___ Given entries ___

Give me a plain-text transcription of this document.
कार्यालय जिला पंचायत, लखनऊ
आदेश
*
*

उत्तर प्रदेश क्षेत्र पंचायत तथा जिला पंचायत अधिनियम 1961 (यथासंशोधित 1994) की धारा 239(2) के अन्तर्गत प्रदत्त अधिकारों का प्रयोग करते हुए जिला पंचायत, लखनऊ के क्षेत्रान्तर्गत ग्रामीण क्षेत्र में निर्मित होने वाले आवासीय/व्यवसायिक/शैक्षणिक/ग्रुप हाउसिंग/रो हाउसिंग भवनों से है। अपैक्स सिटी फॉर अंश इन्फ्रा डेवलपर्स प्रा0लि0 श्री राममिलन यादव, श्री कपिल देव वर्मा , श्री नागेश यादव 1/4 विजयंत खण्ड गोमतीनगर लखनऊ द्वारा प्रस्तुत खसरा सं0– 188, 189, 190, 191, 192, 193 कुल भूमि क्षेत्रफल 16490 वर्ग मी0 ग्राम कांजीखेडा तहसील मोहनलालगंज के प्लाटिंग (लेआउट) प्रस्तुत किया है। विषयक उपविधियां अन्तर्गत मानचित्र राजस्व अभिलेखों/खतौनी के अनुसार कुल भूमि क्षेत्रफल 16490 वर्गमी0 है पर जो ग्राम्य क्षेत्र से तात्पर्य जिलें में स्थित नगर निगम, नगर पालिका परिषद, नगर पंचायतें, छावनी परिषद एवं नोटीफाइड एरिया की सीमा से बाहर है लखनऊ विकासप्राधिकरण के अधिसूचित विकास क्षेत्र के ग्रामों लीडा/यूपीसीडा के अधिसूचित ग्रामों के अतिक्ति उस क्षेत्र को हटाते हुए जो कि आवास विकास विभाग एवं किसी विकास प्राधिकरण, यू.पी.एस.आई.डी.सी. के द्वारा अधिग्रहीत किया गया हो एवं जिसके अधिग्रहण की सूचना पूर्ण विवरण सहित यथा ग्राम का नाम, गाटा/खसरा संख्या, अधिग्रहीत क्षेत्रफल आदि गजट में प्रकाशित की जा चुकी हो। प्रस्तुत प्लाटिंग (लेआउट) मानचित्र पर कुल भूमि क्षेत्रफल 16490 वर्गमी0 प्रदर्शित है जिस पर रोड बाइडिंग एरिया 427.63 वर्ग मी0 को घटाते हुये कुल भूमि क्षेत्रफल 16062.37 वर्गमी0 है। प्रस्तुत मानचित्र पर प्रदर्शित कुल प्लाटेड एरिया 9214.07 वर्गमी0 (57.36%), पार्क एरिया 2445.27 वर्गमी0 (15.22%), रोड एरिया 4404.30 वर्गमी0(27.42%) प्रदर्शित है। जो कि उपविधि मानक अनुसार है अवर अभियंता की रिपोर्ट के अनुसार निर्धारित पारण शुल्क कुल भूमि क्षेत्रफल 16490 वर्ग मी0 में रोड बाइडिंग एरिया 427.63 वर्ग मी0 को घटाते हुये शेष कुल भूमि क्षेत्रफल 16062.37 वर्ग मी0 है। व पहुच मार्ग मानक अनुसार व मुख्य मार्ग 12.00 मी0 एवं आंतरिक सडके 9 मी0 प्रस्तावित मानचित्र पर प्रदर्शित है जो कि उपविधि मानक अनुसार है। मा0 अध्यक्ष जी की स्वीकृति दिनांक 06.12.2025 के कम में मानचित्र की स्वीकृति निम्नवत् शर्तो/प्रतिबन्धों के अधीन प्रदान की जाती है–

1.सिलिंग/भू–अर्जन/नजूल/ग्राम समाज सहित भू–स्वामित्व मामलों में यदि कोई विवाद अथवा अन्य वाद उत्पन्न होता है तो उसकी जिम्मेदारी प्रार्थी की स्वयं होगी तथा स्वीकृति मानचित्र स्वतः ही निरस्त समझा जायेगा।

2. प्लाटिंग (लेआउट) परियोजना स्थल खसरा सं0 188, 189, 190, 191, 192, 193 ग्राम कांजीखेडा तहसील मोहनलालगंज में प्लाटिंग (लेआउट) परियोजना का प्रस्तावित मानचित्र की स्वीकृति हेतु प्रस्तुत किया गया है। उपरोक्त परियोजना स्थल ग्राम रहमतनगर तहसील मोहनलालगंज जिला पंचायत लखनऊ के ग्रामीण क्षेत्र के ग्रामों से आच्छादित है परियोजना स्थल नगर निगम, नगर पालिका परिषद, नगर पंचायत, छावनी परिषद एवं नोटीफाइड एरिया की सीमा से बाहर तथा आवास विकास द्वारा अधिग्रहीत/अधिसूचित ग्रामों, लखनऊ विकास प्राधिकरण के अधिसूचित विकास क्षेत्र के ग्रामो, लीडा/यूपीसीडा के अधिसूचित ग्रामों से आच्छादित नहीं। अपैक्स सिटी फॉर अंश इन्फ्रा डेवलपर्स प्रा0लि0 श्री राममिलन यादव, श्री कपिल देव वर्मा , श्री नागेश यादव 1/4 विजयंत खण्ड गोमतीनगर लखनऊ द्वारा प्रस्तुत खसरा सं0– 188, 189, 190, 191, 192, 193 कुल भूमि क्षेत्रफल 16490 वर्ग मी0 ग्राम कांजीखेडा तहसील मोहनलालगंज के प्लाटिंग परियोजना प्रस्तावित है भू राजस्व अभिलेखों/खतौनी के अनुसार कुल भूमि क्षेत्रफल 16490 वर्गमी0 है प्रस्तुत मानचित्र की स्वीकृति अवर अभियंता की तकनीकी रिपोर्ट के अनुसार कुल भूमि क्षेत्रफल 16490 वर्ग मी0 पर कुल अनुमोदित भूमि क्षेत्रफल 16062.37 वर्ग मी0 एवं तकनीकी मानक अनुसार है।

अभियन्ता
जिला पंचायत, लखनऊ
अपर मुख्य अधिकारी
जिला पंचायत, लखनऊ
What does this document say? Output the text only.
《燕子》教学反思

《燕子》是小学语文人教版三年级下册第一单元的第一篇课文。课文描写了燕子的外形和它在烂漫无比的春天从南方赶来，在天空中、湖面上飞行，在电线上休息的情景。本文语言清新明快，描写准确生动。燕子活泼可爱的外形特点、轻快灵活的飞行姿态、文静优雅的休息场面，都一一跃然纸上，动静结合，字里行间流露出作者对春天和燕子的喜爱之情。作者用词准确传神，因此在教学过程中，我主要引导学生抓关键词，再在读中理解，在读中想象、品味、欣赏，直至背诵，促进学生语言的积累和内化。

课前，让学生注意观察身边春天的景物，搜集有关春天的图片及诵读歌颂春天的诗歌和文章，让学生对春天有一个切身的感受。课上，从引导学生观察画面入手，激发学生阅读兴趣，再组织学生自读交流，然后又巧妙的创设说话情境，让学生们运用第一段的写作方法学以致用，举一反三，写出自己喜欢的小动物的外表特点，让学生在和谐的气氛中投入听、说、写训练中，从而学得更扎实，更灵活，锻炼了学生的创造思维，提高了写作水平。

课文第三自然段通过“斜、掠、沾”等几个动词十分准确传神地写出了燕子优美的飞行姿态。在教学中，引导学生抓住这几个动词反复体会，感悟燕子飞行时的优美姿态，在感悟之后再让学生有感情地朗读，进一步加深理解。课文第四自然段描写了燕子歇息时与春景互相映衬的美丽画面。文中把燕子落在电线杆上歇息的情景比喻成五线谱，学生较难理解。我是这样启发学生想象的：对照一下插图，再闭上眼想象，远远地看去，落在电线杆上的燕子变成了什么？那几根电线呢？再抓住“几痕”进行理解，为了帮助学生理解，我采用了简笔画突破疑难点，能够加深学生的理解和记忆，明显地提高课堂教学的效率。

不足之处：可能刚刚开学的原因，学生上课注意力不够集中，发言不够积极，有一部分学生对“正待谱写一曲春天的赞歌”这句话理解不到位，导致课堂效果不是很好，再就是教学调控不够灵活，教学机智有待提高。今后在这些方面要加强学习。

___

Direction:
State the number of lines holding the word "text" in the listing. Add nothing else.

Result for this exercise:
2